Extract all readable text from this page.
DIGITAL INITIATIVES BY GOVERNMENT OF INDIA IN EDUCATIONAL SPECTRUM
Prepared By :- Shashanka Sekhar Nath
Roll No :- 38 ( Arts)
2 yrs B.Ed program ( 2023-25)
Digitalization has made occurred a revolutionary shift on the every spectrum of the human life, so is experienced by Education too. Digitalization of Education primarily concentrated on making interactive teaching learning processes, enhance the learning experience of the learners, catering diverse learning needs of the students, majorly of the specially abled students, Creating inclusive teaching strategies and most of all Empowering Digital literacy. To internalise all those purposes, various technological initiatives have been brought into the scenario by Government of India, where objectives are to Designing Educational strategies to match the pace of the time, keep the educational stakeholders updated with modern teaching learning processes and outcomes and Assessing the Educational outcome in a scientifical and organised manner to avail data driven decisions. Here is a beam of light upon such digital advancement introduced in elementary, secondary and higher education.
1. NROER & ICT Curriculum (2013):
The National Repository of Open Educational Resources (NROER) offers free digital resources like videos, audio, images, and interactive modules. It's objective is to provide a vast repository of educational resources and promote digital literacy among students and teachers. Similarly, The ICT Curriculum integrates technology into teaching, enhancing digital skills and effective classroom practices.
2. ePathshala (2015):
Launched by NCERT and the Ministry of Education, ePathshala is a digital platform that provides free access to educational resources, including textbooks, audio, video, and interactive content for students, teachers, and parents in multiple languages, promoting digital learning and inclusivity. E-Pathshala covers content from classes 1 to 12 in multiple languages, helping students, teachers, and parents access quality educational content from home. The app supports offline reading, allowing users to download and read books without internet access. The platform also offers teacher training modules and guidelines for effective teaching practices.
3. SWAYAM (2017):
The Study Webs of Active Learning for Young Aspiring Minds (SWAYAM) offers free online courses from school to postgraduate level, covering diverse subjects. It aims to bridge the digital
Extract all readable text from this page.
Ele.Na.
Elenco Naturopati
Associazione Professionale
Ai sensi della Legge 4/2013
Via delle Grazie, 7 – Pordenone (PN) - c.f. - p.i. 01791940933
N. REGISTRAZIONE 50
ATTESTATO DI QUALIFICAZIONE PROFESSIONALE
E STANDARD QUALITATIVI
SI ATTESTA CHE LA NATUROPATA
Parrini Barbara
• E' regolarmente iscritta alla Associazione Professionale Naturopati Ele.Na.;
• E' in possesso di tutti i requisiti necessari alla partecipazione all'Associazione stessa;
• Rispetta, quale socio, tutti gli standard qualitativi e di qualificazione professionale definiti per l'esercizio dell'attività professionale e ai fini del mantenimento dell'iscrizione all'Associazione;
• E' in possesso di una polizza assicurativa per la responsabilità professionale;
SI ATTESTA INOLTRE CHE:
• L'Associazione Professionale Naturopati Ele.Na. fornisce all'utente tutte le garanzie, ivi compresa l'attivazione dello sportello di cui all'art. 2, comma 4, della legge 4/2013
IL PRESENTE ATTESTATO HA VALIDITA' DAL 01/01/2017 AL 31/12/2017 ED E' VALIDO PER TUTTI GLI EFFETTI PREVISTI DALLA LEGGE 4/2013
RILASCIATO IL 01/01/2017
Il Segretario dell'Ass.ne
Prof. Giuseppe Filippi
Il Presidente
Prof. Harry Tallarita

━━━━━━━━━━━━━━━━━━━━━━━━━━━━━━

Copy out every entry again, exactly as it was given.

- **Result below**
Extract all readable text from this page.
DIGITAL INITIATIVES BY GOVERNMENT OF INDIA IN EDUCATIONAL SPECTRUM
Prepared By :- Shashanka Sekhar Nath
Roll No :- 38 ( Arts)
2 yrs B.Ed program ( 2023-25)
Digitalization has made occurred a revolutionary shift on the every spectrum of the human life, so is experienced by Education too. Digitalization of Education primarily concentrated on making interactive teaching learning processes, enhance the learning experience of the learners, catering diverse learning needs of the students, majorly of the specially abled students, Creating inclusive teaching strategies and most of all Empowering Digital literacy. To internalise all those purposes, various technological initiatives have been brought into the scenario by Government of India, where objectives are to Designing Educational strategies to match the pace of the time, keep the educational stakeholders updated with modern teaching learning processes and outcomes and Assessing the Educational outcome in a scientifical and organised manner to avail data driven decisions. Here is a beam of light upon such digital advancement introduced in elementary, secondary and higher education.
1. NROER & ICT Curriculum (2013):
The National Repository of Open Educational Resources (NROER) offers free digital resources like videos, audio, images, and interactive modules. It's objective is to provide a vast repository of educational resources and promote digital literacy among students and teachers. Similarly, The ICT Curriculum integrates technology into teaching, enhancing digital skills and effective classroom practices.
2. ePathshala (2015):
Launched by NCERT and the Ministry of Education, ePathshala is a digital platform that provides free access to educational resources, including textbooks, audio, video, and interactive content for students, teachers, and parents in multiple languages, promoting digital learning and inclusivity. E-Pathshala covers content from classes 1 to 12 in multiple languages, helping students, teachers, and parents access quality educational content from home. The app supports offline reading, allowing users to download and read books without internet access. The platform also offers teacher training modules and guidelines for effective teaching practices.
3. SWAYAM (2017):
The Study Webs of Active Learning for Young Aspiring Minds (SWAYAM) offers free online courses from school to postgraduate level, covering diverse subjects. It aims to bridge the digital
Extract all readable text from this page.
Ele.Na.
Elenco Naturopati
Associazione Professionale
Ai sensi della Legge 4/2013
Via delle Grazie, 7 – Pordenone (PN) - c.f. - p.i. 01791940933
N. REGISTRAZIONE 50
ATTESTATO DI QUALIFICAZIONE PROFESSIONALE
E STANDARD QUALITATIVI
SI ATTESTA CHE LA NATUROPATA
Parrini Barbara
• E' regolarmente iscritta alla Associazione Professionale Naturopati Ele.Na.;
• E' in possesso di tutti i requisiti necessari alla partecipazione all'Associazione stessa;
• Rispetta, quale socio, tutti gli standard qualitativi e di qualificazione professionale definiti per l'esercizio dell'attività professionale e ai fini del mantenimento dell'iscrizione all'Associazione;
• E' in possesso di una polizza assicurativa per la responsabilità professionale;
SI ATTESTA INOLTRE CHE:
• L'Associazione Professionale Naturopati Ele.Na. fornisce all'utente tutte le garanzie, ivi compresa l'attivazione dello sportello di cui all'art. 2, comma 4, della legge 4/2013
IL PRESENTE ATTESTATO HA VALIDITA' DAL 01/01/2017 AL 31/12/2017 ED E' VALIDO PER TUTTI GLI EFFETTI PREVISTI DALLA LEGGE 4/2013
RILASCIATO IL 01/01/2017
Il Segretario dell'Ass.ne
Prof. Giuseppe Filippi
Il Presidente
Prof. Harry Tallarita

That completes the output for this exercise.